* [TASK PROMPT]: Look through the data below. Collect every line where the word "xlabel" occurs.

-*-*-

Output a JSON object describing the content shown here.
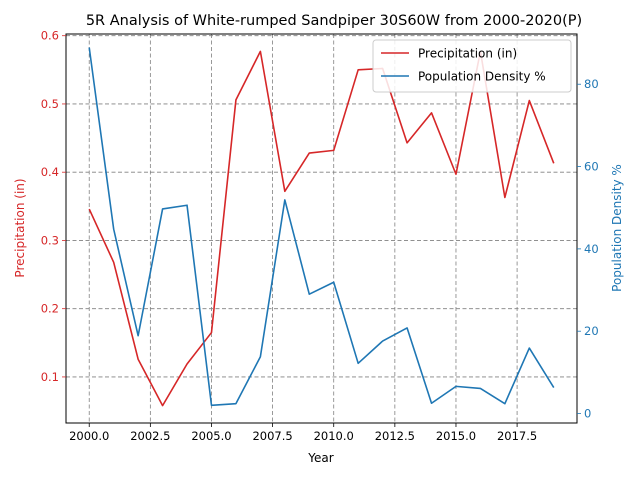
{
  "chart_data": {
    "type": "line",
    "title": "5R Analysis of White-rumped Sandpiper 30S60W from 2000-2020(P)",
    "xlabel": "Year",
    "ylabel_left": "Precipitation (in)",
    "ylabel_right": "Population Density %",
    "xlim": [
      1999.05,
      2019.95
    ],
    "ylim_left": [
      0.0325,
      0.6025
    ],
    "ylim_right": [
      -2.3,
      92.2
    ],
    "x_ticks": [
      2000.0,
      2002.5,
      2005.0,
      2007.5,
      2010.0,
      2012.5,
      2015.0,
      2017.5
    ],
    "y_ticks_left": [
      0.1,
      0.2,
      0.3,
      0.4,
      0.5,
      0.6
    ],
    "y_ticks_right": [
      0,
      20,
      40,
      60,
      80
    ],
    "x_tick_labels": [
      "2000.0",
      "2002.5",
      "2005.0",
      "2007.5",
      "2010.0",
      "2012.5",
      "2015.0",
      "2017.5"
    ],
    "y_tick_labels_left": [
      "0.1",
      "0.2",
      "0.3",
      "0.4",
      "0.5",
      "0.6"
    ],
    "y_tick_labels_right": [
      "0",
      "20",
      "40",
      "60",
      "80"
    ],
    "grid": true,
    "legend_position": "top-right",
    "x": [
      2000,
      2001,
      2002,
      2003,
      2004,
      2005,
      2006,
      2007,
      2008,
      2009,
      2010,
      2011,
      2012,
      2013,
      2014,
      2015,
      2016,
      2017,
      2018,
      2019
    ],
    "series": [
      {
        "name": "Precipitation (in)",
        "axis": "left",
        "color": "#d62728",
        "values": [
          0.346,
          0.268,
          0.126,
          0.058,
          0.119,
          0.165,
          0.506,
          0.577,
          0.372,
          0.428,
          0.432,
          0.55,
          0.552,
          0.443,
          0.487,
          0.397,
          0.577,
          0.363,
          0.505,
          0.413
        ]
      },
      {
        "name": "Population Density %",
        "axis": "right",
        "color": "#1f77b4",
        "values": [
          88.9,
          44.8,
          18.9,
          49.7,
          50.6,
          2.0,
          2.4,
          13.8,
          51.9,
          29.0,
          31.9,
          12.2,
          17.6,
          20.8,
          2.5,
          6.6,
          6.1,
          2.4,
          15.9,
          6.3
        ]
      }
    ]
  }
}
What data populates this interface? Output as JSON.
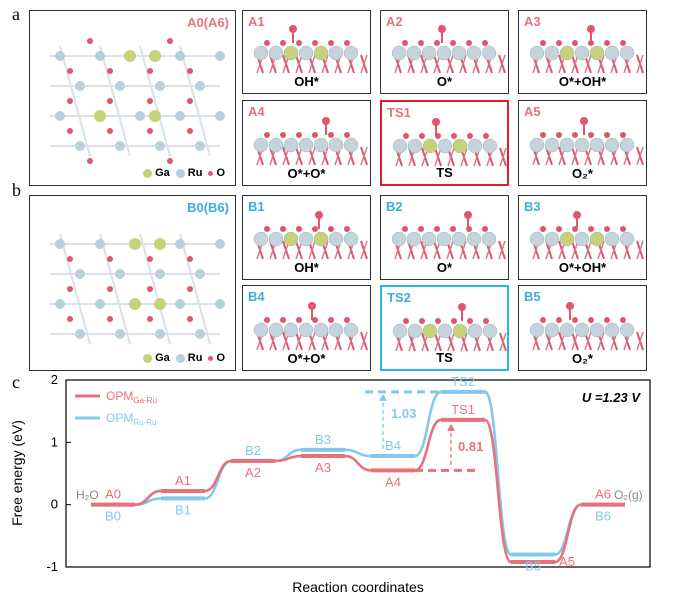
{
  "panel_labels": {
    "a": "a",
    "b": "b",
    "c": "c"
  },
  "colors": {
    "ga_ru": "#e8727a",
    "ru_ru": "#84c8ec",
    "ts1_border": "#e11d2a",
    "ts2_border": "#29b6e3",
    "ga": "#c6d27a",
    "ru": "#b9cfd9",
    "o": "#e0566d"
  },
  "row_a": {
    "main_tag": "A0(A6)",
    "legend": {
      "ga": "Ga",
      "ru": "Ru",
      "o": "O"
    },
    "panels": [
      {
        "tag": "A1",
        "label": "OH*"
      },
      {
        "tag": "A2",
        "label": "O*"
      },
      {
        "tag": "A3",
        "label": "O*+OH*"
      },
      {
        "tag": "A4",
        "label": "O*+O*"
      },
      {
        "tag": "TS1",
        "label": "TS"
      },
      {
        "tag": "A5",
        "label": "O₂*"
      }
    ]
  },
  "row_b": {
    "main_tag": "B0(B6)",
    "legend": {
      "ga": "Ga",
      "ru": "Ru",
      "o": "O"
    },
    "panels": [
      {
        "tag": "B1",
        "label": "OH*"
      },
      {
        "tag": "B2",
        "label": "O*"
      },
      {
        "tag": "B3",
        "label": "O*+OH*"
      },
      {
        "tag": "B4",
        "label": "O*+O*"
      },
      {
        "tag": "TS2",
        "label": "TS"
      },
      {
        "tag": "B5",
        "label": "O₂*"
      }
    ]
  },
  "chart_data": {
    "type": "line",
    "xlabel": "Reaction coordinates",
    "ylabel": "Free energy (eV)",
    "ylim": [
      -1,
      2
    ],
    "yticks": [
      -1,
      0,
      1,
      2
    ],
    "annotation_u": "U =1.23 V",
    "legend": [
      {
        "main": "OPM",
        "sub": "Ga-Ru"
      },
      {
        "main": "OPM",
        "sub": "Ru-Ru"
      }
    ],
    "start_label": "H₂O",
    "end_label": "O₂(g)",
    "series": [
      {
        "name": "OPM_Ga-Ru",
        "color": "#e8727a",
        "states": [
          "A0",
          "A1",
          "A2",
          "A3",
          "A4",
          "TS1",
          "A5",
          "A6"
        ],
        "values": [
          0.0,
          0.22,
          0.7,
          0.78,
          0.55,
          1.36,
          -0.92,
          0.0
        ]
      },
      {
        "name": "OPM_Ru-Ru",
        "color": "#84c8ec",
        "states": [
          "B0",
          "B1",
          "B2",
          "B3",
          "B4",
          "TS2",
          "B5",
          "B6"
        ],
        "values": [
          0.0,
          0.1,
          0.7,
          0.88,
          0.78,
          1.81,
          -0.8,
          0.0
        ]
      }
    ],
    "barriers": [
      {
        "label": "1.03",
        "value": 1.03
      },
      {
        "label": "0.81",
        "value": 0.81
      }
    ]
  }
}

-*-*-

* [SOLUTION TO THE PROBLEM]:
    "xlabel": "Year",
    "xlabel": "Reaction coordinates",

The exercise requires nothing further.